Task statement »
Beneath this task is a listing; retype all of it exactly.

--- START ---

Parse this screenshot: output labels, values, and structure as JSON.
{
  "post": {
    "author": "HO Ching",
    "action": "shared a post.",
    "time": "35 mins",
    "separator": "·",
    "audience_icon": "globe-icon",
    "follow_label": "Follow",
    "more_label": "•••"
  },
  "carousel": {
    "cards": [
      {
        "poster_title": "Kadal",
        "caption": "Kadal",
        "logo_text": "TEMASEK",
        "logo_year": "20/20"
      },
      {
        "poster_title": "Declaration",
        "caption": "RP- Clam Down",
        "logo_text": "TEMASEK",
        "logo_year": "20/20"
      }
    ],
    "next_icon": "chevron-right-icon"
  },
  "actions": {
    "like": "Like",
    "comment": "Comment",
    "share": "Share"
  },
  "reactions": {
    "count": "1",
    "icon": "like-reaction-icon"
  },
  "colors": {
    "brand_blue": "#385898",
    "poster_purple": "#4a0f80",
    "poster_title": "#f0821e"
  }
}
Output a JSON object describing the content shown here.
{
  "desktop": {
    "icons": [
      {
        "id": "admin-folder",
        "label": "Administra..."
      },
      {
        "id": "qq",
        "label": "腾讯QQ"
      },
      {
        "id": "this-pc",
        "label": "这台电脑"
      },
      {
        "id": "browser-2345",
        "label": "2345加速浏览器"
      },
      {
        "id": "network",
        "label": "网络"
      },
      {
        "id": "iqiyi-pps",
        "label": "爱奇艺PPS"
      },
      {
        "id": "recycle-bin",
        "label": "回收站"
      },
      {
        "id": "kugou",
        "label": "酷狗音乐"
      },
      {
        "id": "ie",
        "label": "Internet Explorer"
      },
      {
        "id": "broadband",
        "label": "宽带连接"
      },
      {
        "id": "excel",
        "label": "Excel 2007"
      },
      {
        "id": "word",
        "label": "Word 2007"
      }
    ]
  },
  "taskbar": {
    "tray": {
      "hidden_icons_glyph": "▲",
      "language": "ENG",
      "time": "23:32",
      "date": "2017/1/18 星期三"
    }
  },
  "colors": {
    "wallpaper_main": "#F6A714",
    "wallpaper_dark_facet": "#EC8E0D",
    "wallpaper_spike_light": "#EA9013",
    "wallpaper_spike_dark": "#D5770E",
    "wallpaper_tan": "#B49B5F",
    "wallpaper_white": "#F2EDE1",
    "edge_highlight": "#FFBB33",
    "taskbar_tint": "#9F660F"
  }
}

--- END ---

Complete response »
Parse this screenshot: output labels, values, and structure as JSON.
{
  "post": {
    "author": "HO Ching",
    "action": "shared a post.",
    "time": "35 mins",
    "separator": "·",
    "audience_icon": "globe-icon",
    "follow_label": "Follow",
    "more_label": "•••"
  },
  "carousel": {
    "cards": [
      {
        "poster_title": "Kadal",
        "caption": "Kadal",
        "logo_text": "TEMASEK",
        "logo_year": "20/20"
      },
      {
        "poster_title": "Declaration",
        "caption": "RP- Clam Down",
        "logo_text": "TEMASEK",
        "logo_year": "20/20"
      }
    ],
    "next_icon": "chevron-right-icon"
  },
  "actions": {
    "like": "Like",
    "comment": "Comment",
    "share": "Share"
  },
  "reactions": {
    "count": "1",
    "icon": "like-reaction-icon"
  },
  "colors": {
    "brand_blue": "#385898",
    "poster_purple": "#4a0f80",
    "poster_title": "#f0821e"
  }
}
Output a JSON object describing the content shown here.
{
  "desktop": {
    "icons": [
      {
        "id": "admin-folder",
        "label": "Administra..."
      },
      {
        "id": "qq",
        "label": "腾讯QQ"
      },
      {
        "id": "this-pc",
        "label": "这台电脑"
      },
      {
        "id": "browser-2345",
        "label": "2345加速浏览器"
      },
      {
        "id": "network",
        "label": "网络"
      },
      {
        "id": "iqiyi-pps",
        "label": "爱奇艺PPS"
      },
      {
        "id": "recycle-bin",
        "label": "回收站"
      },
      {
        "id": "kugou",
        "label": "酷狗音乐"
      },
      {
        "id": "ie",
        "label": "Internet Explorer"
      },
      {
        "id": "broadband",
        "label": "宽带连接"
      },
      {
        "id": "excel",
        "label": "Excel 2007"
      },
      {
        "id": "word",
        "label": "Word 2007"
      }
    ]
  },
  "taskbar": {
    "tray": {
      "hidden_icons_glyph": "▲",
      "language": "ENG",
      "time": "23:32",
      "date": "2017/1/18 星期三"
    }
  },
  "colors": {
    "wallpaper_main": "#F6A714",
    "wallpaper_dark_facet": "#EC8E0D",
    "wallpaper_spike_light": "#EA9013",
    "wallpaper_spike_dark": "#D5770E",
    "wallpaper_tan": "#B49B5F",
    "wallpaper_white": "#F2EDE1",
    "edge_highlight": "#FFBB33",
    "taskbar_tint": "#9F660F"
  }
}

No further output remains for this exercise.